Below is a listing; reproduce each line of it exactly.

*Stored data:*
— BEGIN —
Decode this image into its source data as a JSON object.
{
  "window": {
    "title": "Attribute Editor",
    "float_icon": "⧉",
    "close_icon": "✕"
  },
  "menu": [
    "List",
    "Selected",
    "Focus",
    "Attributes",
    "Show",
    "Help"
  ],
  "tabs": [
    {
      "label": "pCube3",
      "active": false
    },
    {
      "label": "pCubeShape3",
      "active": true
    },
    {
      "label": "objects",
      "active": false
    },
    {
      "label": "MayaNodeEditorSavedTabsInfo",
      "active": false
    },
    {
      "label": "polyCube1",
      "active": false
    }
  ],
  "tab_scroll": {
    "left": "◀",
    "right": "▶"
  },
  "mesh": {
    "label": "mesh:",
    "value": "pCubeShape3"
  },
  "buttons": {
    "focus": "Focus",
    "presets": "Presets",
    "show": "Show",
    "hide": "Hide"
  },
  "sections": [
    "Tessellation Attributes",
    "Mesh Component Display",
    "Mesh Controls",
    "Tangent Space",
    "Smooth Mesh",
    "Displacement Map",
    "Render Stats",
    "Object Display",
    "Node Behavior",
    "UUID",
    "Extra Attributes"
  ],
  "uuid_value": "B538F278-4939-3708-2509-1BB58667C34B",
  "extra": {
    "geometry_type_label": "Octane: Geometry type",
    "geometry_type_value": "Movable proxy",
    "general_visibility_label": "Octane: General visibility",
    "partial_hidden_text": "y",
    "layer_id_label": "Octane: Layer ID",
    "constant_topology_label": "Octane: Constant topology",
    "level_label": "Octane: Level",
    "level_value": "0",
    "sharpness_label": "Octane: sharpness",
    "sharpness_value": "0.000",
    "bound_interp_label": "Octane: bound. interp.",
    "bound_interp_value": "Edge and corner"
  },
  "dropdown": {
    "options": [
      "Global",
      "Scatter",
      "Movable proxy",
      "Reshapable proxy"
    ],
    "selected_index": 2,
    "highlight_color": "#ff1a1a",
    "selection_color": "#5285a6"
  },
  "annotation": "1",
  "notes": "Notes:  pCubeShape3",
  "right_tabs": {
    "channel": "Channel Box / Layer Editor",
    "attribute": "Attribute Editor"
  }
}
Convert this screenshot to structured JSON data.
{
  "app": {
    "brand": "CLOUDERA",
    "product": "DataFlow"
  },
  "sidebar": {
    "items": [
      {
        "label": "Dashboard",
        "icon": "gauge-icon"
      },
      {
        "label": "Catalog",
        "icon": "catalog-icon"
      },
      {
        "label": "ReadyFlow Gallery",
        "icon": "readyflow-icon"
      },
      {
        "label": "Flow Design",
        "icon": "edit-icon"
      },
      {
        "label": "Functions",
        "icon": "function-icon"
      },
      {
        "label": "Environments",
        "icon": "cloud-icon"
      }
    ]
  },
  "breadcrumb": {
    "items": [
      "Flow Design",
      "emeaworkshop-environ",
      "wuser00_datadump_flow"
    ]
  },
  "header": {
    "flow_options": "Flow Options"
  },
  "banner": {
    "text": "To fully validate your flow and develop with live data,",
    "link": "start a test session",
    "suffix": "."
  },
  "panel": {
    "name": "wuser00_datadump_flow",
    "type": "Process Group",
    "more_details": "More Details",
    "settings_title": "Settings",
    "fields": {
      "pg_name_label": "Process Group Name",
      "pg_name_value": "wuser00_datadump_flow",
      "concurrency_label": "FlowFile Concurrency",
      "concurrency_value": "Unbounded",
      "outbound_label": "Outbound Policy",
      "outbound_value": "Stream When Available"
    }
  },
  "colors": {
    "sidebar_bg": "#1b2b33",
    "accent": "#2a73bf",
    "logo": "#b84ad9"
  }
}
— END —
*Task solution:*
Decode this image into its source data as a JSON object.
{
  "window": {
    "title": "Attribute Editor",
    "float_icon": "⧉",
    "close_icon": "✕"
  },
  "menu": [
    "List",
    "Selected",
    "Focus",
    "Attributes",
    "Show",
    "Help"
  ],
  "tabs": [
    {
      "label": "pCube3",
      "active": false
    },
    {
      "label": "pCubeShape3",
      "active": true
    },
    {
      "label": "objects",
      "active": false
    },
    {
      "label": "MayaNodeEditorSavedTabsInfo",
      "active": false
    },
    {
      "label": "polyCube1",
      "active": false
    }
  ],
  "tab_scroll": {
    "left": "◀",
    "right": "▶"
  },
  "mesh": {
    "label": "mesh:",
    "value": "pCubeShape3"
  },
  "buttons": {
    "focus": "Focus",
    "presets": "Presets",
    "show": "Show",
    "hide": "Hide"
  },
  "sections": [
    "Tessellation Attributes",
    "Mesh Component Display",
    "Mesh Controls",
    "Tangent Space",
    "Smooth Mesh",
    "Displacement Map",
    "Render Stats",
    "Object Display",
    "Node Behavior",
    "UUID",
    "Extra Attributes"
  ],
  "uuid_value": "B538F278-4939-3708-2509-1BB58667C34B",
  "extra": {
    "geometry_type_label": "Octane: Geometry type",
    "geometry_type_value": "Movable proxy",
    "general_visibility_label": "Octane: General visibility",
    "partial_hidden_text": "y",
    "layer_id_label": "Octane: Layer ID",
    "constant_topology_label": "Octane: Constant topology",
    "level_label": "Octane: Level",
    "level_value": "0",
    "sharpness_label": "Octane: sharpness",
    "sharpness_value": "0.000",
    "bound_interp_label": "Octane: bound. interp.",
    "bound_interp_value": "Edge and corner"
  },
  "dropdown": {
    "options": [
      "Global",
      "Scatter",
      "Movable proxy",
      "Reshapable proxy"
    ],
    "selected_index": 2,
    "highlight_color": "#ff1a1a",
    "selection_color": "#5285a6"
  },
  "annotation": "1",
  "notes": "Notes:  pCubeShape3",
  "right_tabs": {
    "channel": "Channel Box / Layer Editor",
    "attribute": "Attribute Editor"
  }
}
Convert this screenshot to structured JSON data.
{
  "app": {
    "brand": "CLOUDERA",
    "product": "DataFlow"
  },
  "sidebar": {
    "items": [
      {
        "label": "Dashboard",
        "icon": "gauge-icon"
      },
      {
        "label": "Catalog",
        "icon": "catalog-icon"
      },
      {
        "label": "ReadyFlow Gallery",
        "icon": "readyflow-icon"
      },
      {
        "label": "Flow Design",
        "icon": "edit-icon"
      },
      {
        "label": "Functions",
        "icon": "function-icon"
      },
      {
        "label": "Environments",
        "icon": "cloud-icon"
      }
    ]
  },
  "breadcrumb": {
    "items": [
      "Flow Design",
      "emeaworkshop-environ",
      "wuser00_datadump_flow"
    ]
  },
  "header": {
    "flow_options": "Flow Options"
  },
  "banner": {
    "text": "To fully validate your flow and develop with live data,",
    "link": "start a test session",
    "suffix": "."
  },
  "panel": {
    "name": "wuser00_datadump_flow",
    "type": "Process Group",
    "more_details": "More Details",
    "settings_title": "Settings",
    "fields": {
      "pg_name_label": "Process Group Name",
      "pg_name_value": "wuser00_datadump_flow",
      "concurrency_label": "FlowFile Concurrency",
      "concurrency_value": "Unbounded",
      "outbound_label": "Outbound Policy",
      "outbound_value": "Stream When Available"
    }
  },
  "colors": {
    "sidebar_bg": "#1b2b33",
    "accent": "#2a73bf",
    "logo": "#b84ad9"
  }
}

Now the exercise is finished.